#### [THE DATA]
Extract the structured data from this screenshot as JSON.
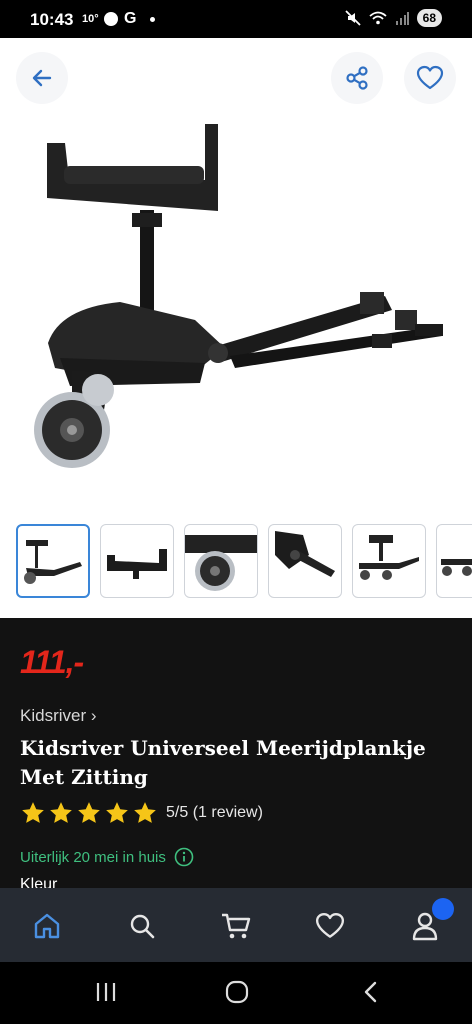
{
  "status_bar": {
    "time": "10:43",
    "temp": "10°",
    "google": "G",
    "battery": "68"
  },
  "hero": {
    "image_alt": "Kidsriver meerijdplankje met zitting"
  },
  "thumbnails": [
    {
      "name": "thumbnail-1",
      "active": true
    },
    {
      "name": "thumbnail-2",
      "active": false
    },
    {
      "name": "thumbnail-3",
      "active": false
    },
    {
      "name": "thumbnail-4",
      "active": false
    },
    {
      "name": "thumbnail-5",
      "active": false
    },
    {
      "name": "thumbnail-6",
      "active": false
    }
  ],
  "product": {
    "price": "111,-",
    "brand": "Kidsriver",
    "title": "Kidsriver Universeel Meerijdplankje Met Zitting",
    "rating_value": 5,
    "rating_max": 5,
    "rating_text": "5/5 (1 review)",
    "delivery": "Uiterlijk 20 mei in huis",
    "kleur_label": "Kleur"
  },
  "colors": {
    "price": "#e3261b",
    "star": "#f5c518",
    "delivery": "#3fbf7f",
    "nav_active": "#4a90e2",
    "badge": "#1c64f2"
  },
  "bottom_nav": [
    "home-icon",
    "search-icon",
    "cart-icon",
    "heart-icon",
    "account-icon"
  ]
}
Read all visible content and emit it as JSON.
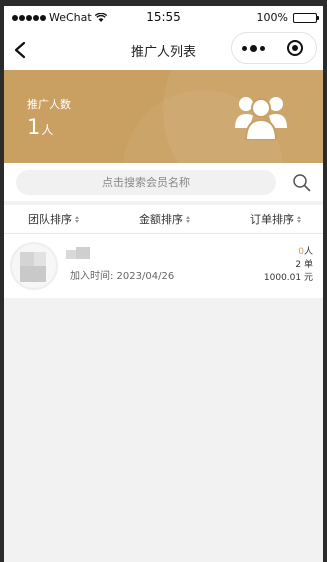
{
  "status_bar": {
    "carrier": "WeChat",
    "time": "15:55",
    "battery": "100%"
  },
  "nav": {
    "title": "推广人列表",
    "icons": [
      "back-icon",
      "more-icon",
      "close-icon"
    ]
  },
  "banner": {
    "label": "推广人数",
    "count": "1",
    "unit": "人",
    "icon": "team-icon",
    "color": "#c9a062"
  },
  "search": {
    "placeholder": "点击搜索会员名称",
    "icon": "search-icon"
  },
  "sort": {
    "items": [
      {
        "label": "团队排序"
      },
      {
        "label": "金额排序"
      },
      {
        "label": "订单排序"
      }
    ]
  },
  "members": [
    {
      "join_label": "加入时间: 2023/04/26",
      "team_count": "0",
      "team_unit": "人",
      "orders": "2",
      "orders_unit": "单",
      "amount": "1000.01",
      "amount_unit": "元"
    }
  ],
  "colors": {
    "accent": "#c9a062",
    "page_bg": "#f2f2f2"
  }
}
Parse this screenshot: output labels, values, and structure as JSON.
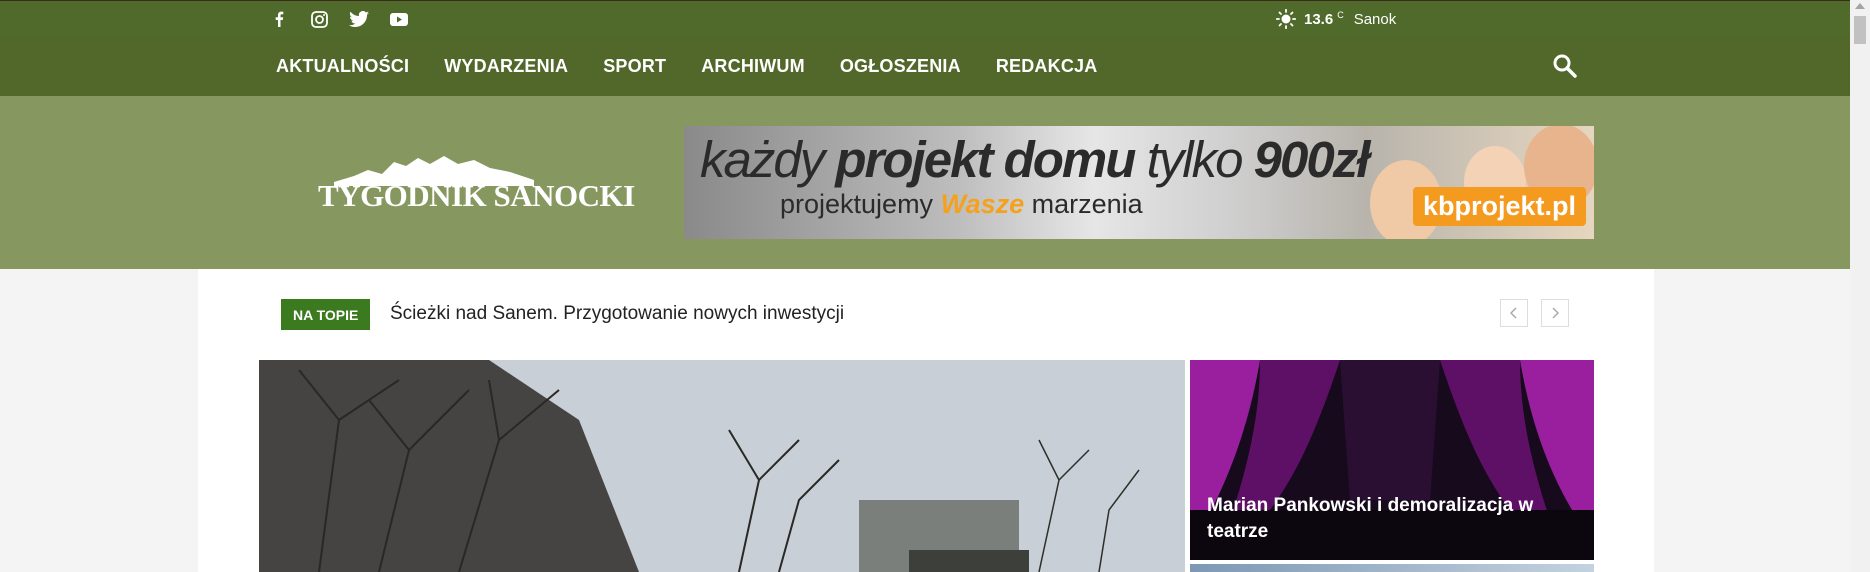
{
  "social": {
    "icons": [
      "facebook-icon",
      "instagram-icon",
      "twitter-icon",
      "youtube-icon"
    ]
  },
  "weather": {
    "temp": "13.6",
    "unit": "C",
    "city": "Sanok",
    "icon": "sun-icon"
  },
  "menu": {
    "items": [
      "AKTUALNOŚCI",
      "WYDARZENIA",
      "SPORT",
      "ARCHIWUM",
      "OGŁOSZENIA",
      "REDAKCJA"
    ]
  },
  "logo": {
    "text": "TYGODNIK SANOCKI"
  },
  "banner": {
    "line1_a": "każdy ",
    "line1_b": "projekt domu",
    "line1_c": " tylko ",
    "line1_d": "900",
    "line1_e": "zł",
    "line2_a": "projektujemy ",
    "line2_b": "Wasze",
    "line2_c": " marzenia",
    "badge": "kbprojekt.pl"
  },
  "trending": {
    "tag": "NA TOPIE",
    "title": "Ścieżki nad Sanem. Przygotowanie nowych inwestycji"
  },
  "featured": {
    "side_caption": "Marian Pankowski i demoralizacja w teatrze"
  },
  "colors": {
    "topbar": "#4f6a2a",
    "menubar": "#52682b",
    "header": "#869860",
    "tag": "#3b7a1e"
  }
}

#### [EXERCISE TASK]
Find every line in the records above that contains the word "search", and copy each one.

#### [OUTPUT BELOW]
    "search-icon",
  "search": {
    "icon": "search-icon"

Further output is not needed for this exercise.